Data extract –

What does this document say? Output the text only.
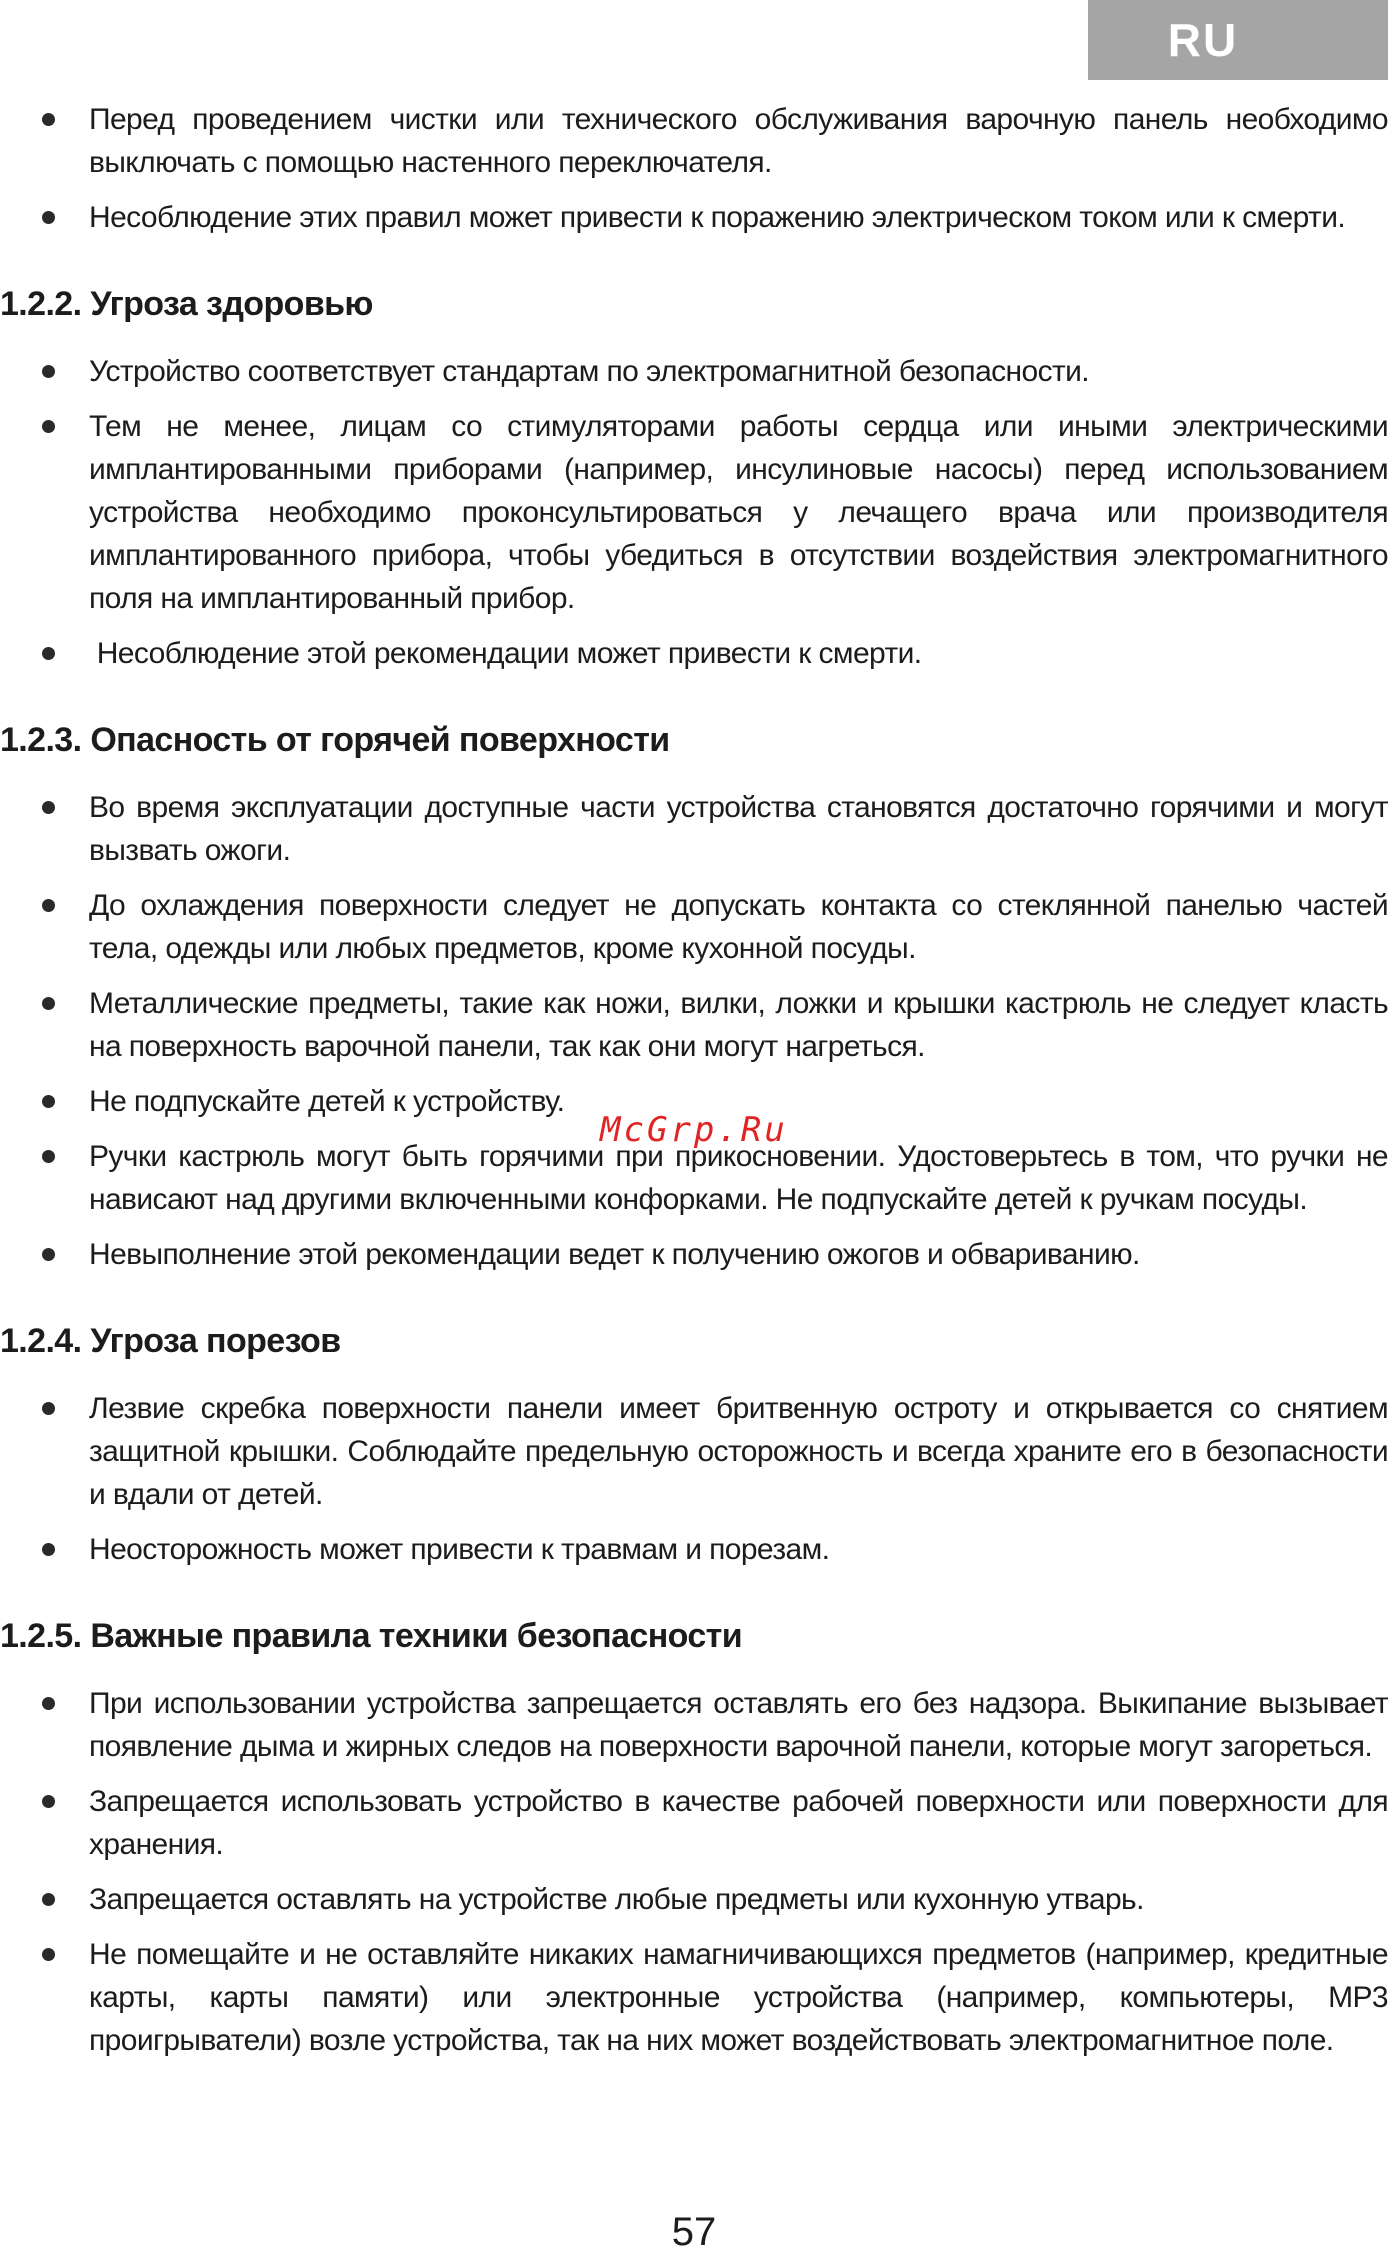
RU
Перед проведением чистки или технического обслуживания варочную панель необходимо выключать с помощью настенного переключателя.
Несоблюдение этих правил может привести к поражению электрическом током или к смерти.
1.2.2. Угроза здоровью
Устройство соответствует стандартам по электромагнитной безопасности.
Тем не менее, лицам со стимуляторами работы сердца или иными электрическими имплантированными приборами (например, инсулиновые насосы) перед использованием устройства необходимо проконсультироваться у лечащего врача или производителя имплантированного прибора, чтобы убедиться в отсутствии воздействия электромагнитного поля на имплантированный прибор.
Несоблюдение этой рекомендации может привести к смерти.
1.2.3. Опасность от горячей поверхности
Во время эксплуатации доступные части устройства становятся достаточно горячими и могут вызвать ожоги.
До охлаждения поверхности следует не допускать контакта со стеклянной панелью частей тела, одежды или любых предметов, кроме кухонной посуды.
Металлические предметы, такие как ножи, вилки, ложки и крышки кастрюль не следует класть на поверхность варочной панели, так как они могут нагреться.
Не подпускайте детей к устройству.
Ручки кастрюль могут быть горячими при прикосновении. Удостоверьтесь в том, что ручки не нависают над другими включенными конфорками. Не подпускайте детей к ручкам посуды.
Невыполнение этой рекомендации ведет к получению ожогов и обвариванию.
1.2.4. Угроза порезов
Лезвие скребка поверхности панели имеет бритвенную остроту и открывается со снятием защитной крышки. Соблюдайте предельную осторожность и всегда храните его в безопасности и вдали от детей.
Неосторожность может привести к травмам и порезам.
1.2.5. Важные правила техники безопасности
При использовании устройства запрещается оставлять его без надзора. Выкипание вызывает появление дыма и жирных следов на поверхности варочной панели, которые могут загореться.
Запрещается использовать устройство в качестве рабочей поверхности или поверхности для хранения.
Запрещается оставлять на устройстве любые предметы или кухонную утварь.
Не помещайте и не оставляйте никаких намагничивающихся предметов (например, кредитные карты, карты памяти) или электронные устройства (например, компьютеры, MP3 проигрыватели) возле устройства, так на них может воздействовать электромагнитное поле.
McGrp.Ru
57
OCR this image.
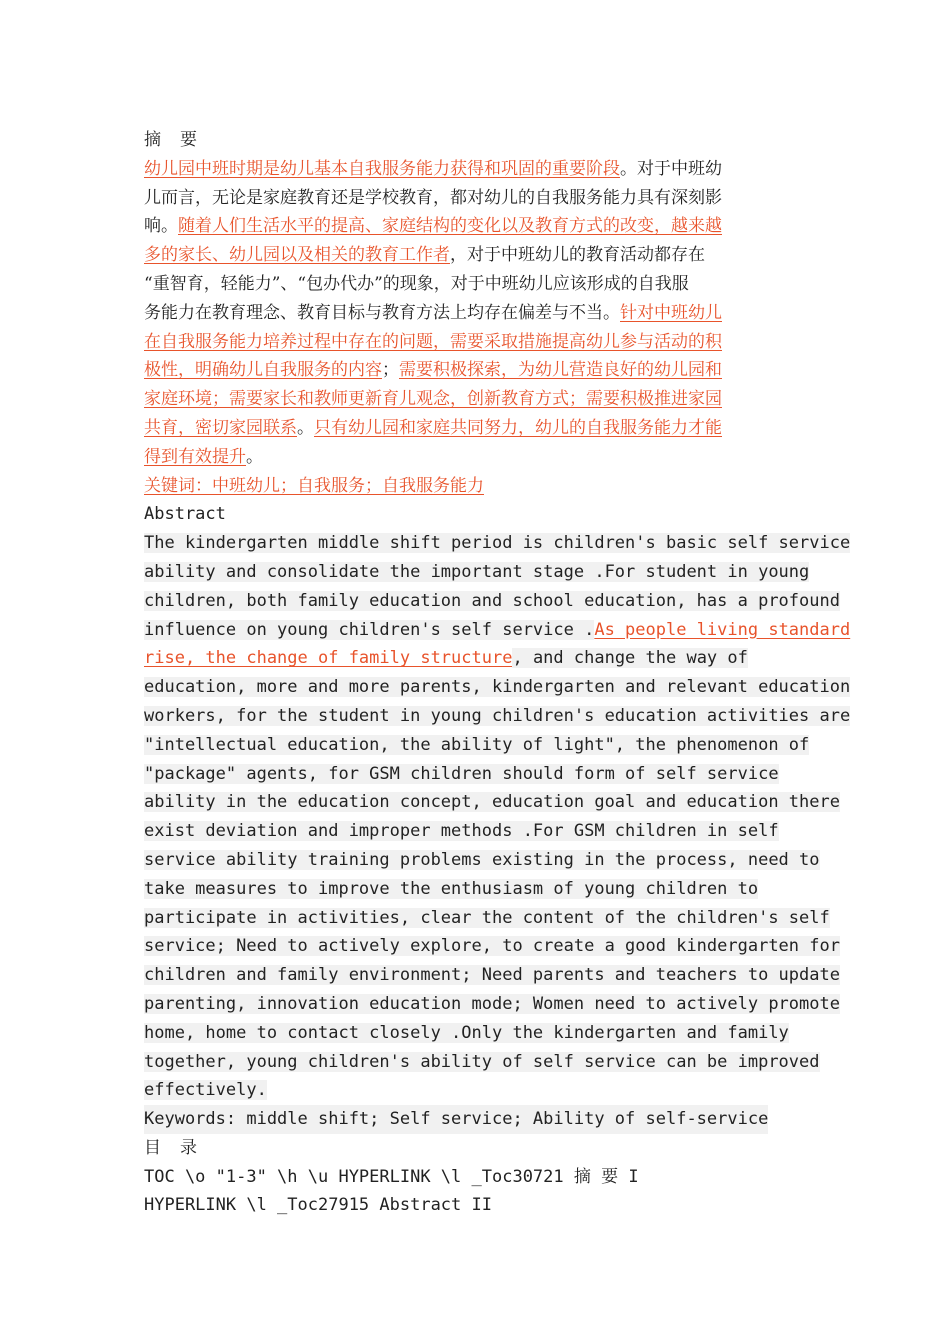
摘 要
幼儿园中班时期是幼儿基本自我服务能力获得和巩固的重要阶段。对于中班幼
儿而言，无论是家庭教育还是学校教育，都对幼儿的自我服务能力具有深刻影
响。随着人们生活水平的提高、家庭结构的变化以及教育方式的改变，越来越
多的家长、幼儿园以及相关的教育工作者，对于中班幼儿的教育活动都存在
“重智育，轻能力”、“包办代办”的现象，对于中班幼儿应该形成的自我服
务能力在教育理念、教育目标与教育方法上均存在偏差与不当。针对中班幼儿
在自我服务能力培养过程中存在的问题，需要采取措施提高幼儿参与活动的积
极性，明确幼儿自我服务的内容；需要积极探索，为幼儿营造良好的幼儿园和
家庭环境；需要家长和教师更新育儿观念，创新教育方式；需要积极推进家园
共育，密切家园联系。只有幼儿园和家庭共同努力，幼儿的自我服务能力才能
得到有效提升。
关键词：中班幼儿；自我服务；自我服务能力
Abstract
The kindergarten middle shift period is children's basic self service
ability and consolidate the important stage .For student in young
children, both family education and school education, has a profound
influence on young children's self service .As people living standard
rise, the change of family structure, and change the way of
education, more and more parents, kindergarten and relevant education
workers, for the student in young children's education activities are
"intellectual education, the ability of light", the phenomenon of
"package" agents, for GSM children should form of self service
ability in the education concept, education goal and education there
exist deviation and improper methods .For GSM children in self
service ability training problems existing in the process, need to
take measures to improve the enthusiasm of young children to
participate in activities, clear the content of the children's self
service; Need to actively explore, to create a good kindergarten for
children and family environment; Need parents and teachers to update
parenting, innovation education mode; Women need to actively promote
home, home to contact closely .Only the kindergarten and family
together, young children's ability of self service can be improved
effectively.
Keywords: middle shift; Self service; Ability of self-service
目 录
TOC \o "1-3" \h \u HYPERLINK \l _Toc30721 摘 要 I
HYPERLINK \l _Toc27915 Abstract II
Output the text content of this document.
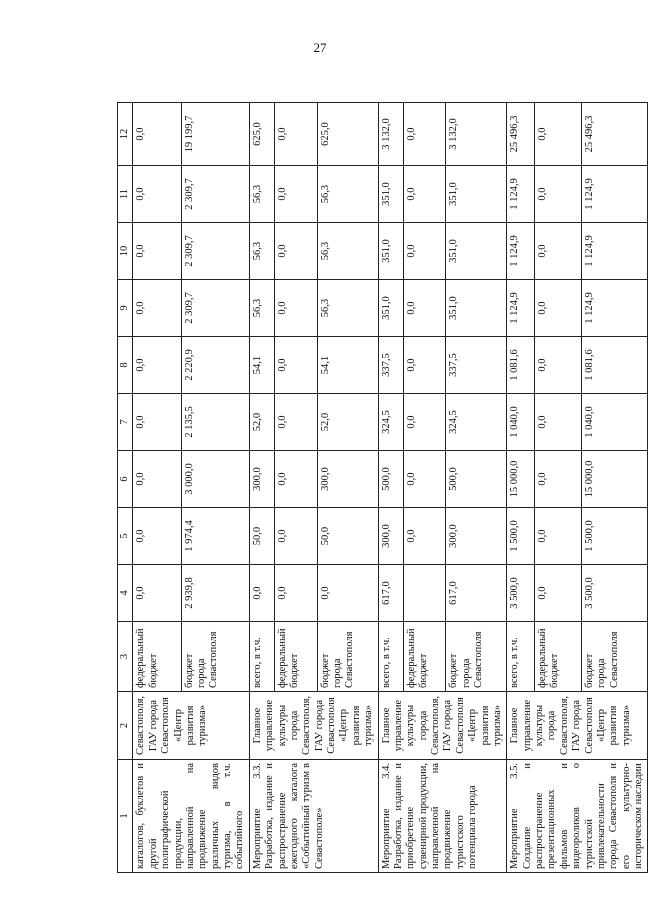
27
1	2	3	4	5	6	7	8	9	10	11	12
каталогов, буклетов и другой полиграфической продукции, направленной на продвижение различных видов туризма, в т.ч. событийного	Севастополя, ГАУ города Севастополя «Центр развития туризма»	федеральный бюджет	0,0	0,0	0,0	0,0	0,0	0,0	0,0	0,0	0,0
		бюджет города Севастополя	2 939,8	1 974,4	3 000,0	2 135,5	2 220,9	2 309,7	2 309,7	2 309,7	19 199,7
Мероприятие 3.3. Разработка, издание и распространение ежегодного каталога «Событийный туризм в Севастополе»	Главное управление культуры города Севастополя, ГАУ города Севастополя «Центр развития туризма»	всего, в т.ч.	0,0	50,0	300,0	52,0	54,1	56,3	56,3	56,3	625,0
		федеральный бюджет	0,0	0,0	0,0	0,0	0,0	0,0	0,0	0,0	0,0
		бюджет города Севастополя	0,0	50,0	300,0	52,0	54,1	56,3	56,3	56,3	625,0
Мероприятие 3.4. Разработка, издание и приобретение сувенирной продукции, направленной на продвижение туристского потенциала города	Главное управление культуры города Севастополя, ГАУ города Севастополя «Центр развития туризма»	всего, в т.ч.	617,0	300,0	500,0	324,5	337,5	351,0	351,0	351,0	3 132,0
		федеральный бюджет		0,0	0,0	0,0	0,0	0,0	0,0	0,0	0,0
		бюджет города Севастополя	617,0	300,0	500,0	324,5	337,5	351,0	351,0	351,0	3 132,0
Мероприятие 3.5. Создание и распространение презентационных фильмов и видеороликов о туристской привлекательности города Севастополя и его культурно-историческом наследии	Главное управление культуры города Севастополя, ГАУ города Севастополя «Центр развития туризма»	всего, в т.ч.	3 500,0	1 500,0	15 000,0	1 040,0	1 081,6	1 124,9	1 124,9	1 124,9	25 496,3
		федеральный бюджет	0,0	0,0	0,0	0,0	0,0	0,0	0,0	0,0	0,0
		бюджет города Севастополя	3 500,0	1 500,0	15 000,0	1 040,0	1 081,6	1 124,9	1 124,9	1 124,9	25 496,3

Written instruction – Respond with the number of lines containing "оставлять" and no additional words.

Correct response – 2